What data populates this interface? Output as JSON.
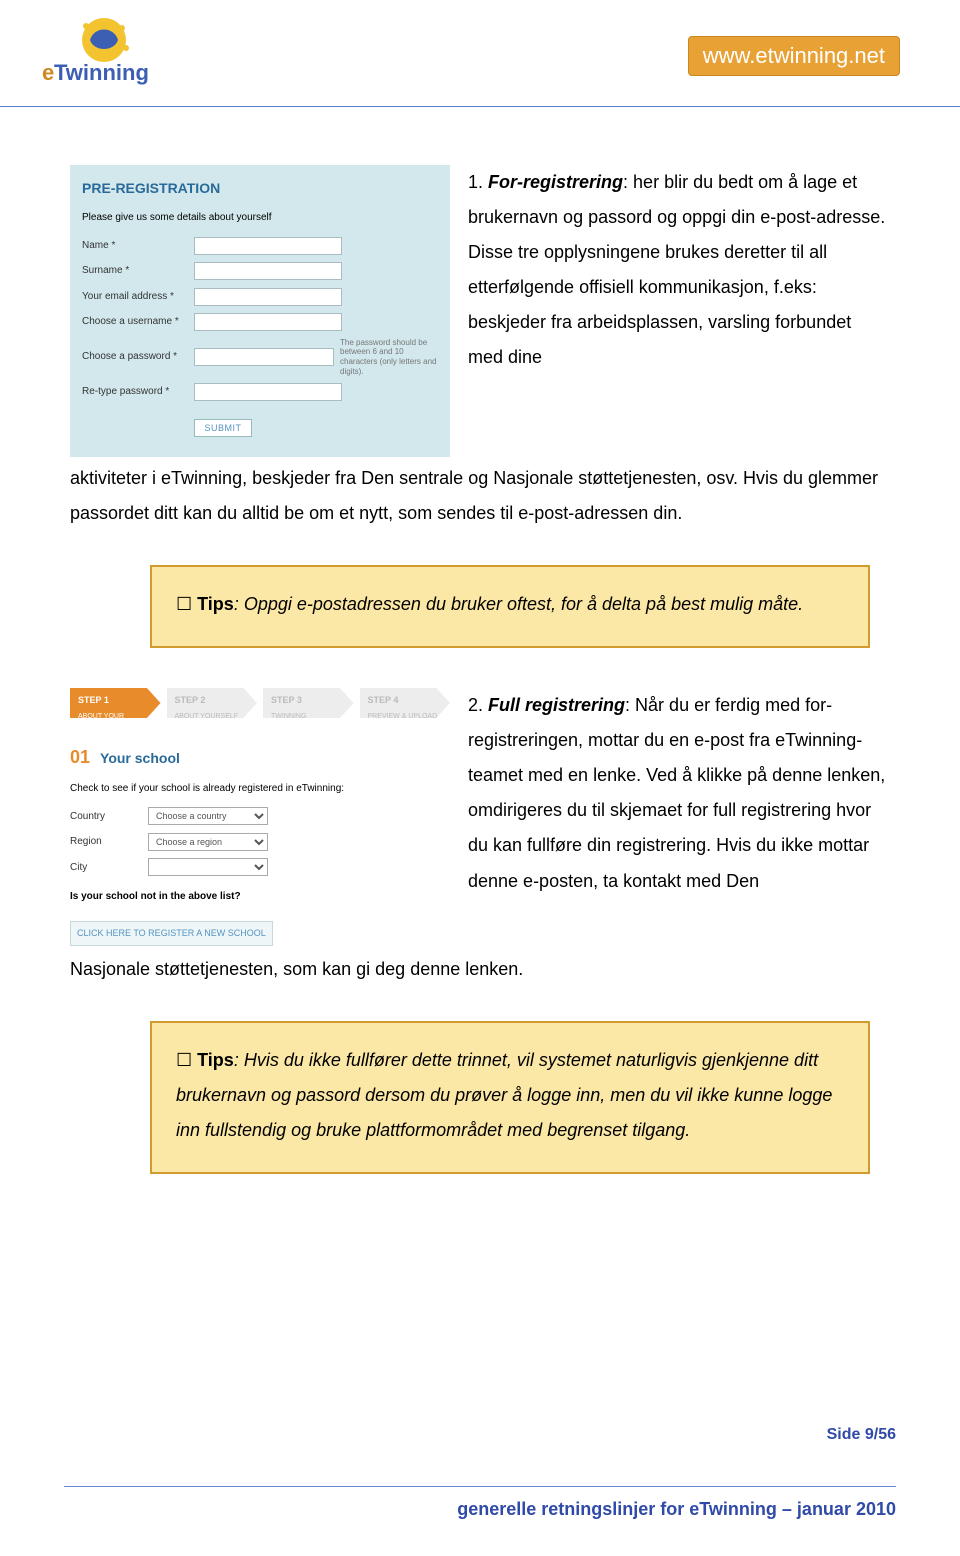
{
  "header": {
    "url": "www.etwinning.net"
  },
  "form": {
    "title": "PRE-REGISTRATION",
    "subtitle": "Please give us some details about yourself",
    "labels": {
      "name": "Name *",
      "surname": "Surname *",
      "email": "Your email address *",
      "username": "Choose a username *",
      "password": "Choose a password *",
      "retype": "Re-type password *"
    },
    "hint": "The password should be between 6 and 10 characters (only letters and digits).",
    "submit": "SUBMIT"
  },
  "para1": {
    "lead_num": "1. ",
    "lead_title": "For-registrering",
    "lead_rest": ": her blir du bedt om å lage et brukernavn og passord og oppgi din e-post-adresse. Disse tre opplysningene brukes deretter til all etterfølgende offisiell kommunikasjon, f.eks: beskjeder fra arbeidsplassen, varsling forbundet med dine",
    "cont": "aktiviteter i eTwinning, beskjeder fra Den sentrale og Nasjonale støttetjenesten, osv. Hvis du glemmer passordet ditt kan du alltid be om et nytt, som sendes til e-post-adressen din."
  },
  "tips1": {
    "tips": "Tips",
    "text": ": Oppgi e-postadressen du bruker oftest, for å delta på best mulig måte."
  },
  "steps": {
    "s1": {
      "t": "STEP 1",
      "s": "ABOUT YOUR SCHOOL"
    },
    "s2": {
      "t": "STEP 2",
      "s": "ABOUT YOURSELF"
    },
    "s3": {
      "t": "STEP 3",
      "s": "TWINNING PREFERENCES"
    },
    "s4": {
      "t": "STEP 4",
      "s": "PREVIEW & UPLOAD"
    }
  },
  "school": {
    "num": "01",
    "title": "Your school",
    "subtitle": "Check to see if your school is already registered in eTwinning:",
    "country_lbl": "Country",
    "region_lbl": "Region",
    "city_lbl": "City",
    "country_ph": "Choose a country",
    "region_ph": "Choose a region",
    "question": "Is your school not in the above list?",
    "link": "CLICK HERE TO REGISTER A NEW SCHOOL"
  },
  "para2": {
    "lead_num": "2. ",
    "lead_title": "Full registrering",
    "text": ": Når du er ferdig med for-registreringen, mottar du en e-post fra eTwinning-teamet med en lenke. Ved å klikke på denne lenken, omdirigeres du til skjemaet for full registrering hvor du kan fullføre din registrering. Hvis du ikke mottar denne e-posten, ta kontakt med Den",
    "cont": "Nasjonale støttetjenesten, som kan gi deg denne lenken."
  },
  "tips2": {
    "tips": "Tips",
    "text": ": Hvis du ikke fullfører dette trinnet, vil systemet naturligvis gjenkjenne ditt brukernavn og passord dersom du prøver å logge inn, men du vil ikke kunne logge inn fullstendig og bruke plattformområdet med begrenset tilgang."
  },
  "footer": {
    "page": "Side 9/56",
    "title": "generelle retningslinjer for eTwinning – januar 2010"
  }
}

● WHAT TO WORK ON
Filter the records down to the lines that contain the string "ikke", and copy those lines.

● RESPONSE BELOW
    "text": ": Når du er ferdig med for-registreringen, mottar du en e-post fra eTwinning-teamet med en lenke. Ved å klikke på denne lenken, omdirigeres du til skjemaet for full registrering hvor du kan fullføre din registrering. Hvis du ikke mottar denne e-posten, ta kontakt med Den",
    "text": ": Hvis du ikke fullfører dette trinnet, vil systemet naturligvis gjenkjenne ditt brukernavn og passord dersom du prøver å logge inn, men du vil ikke kunne logge inn fullstendig og bruke plattformområdet med begrenset tilgang."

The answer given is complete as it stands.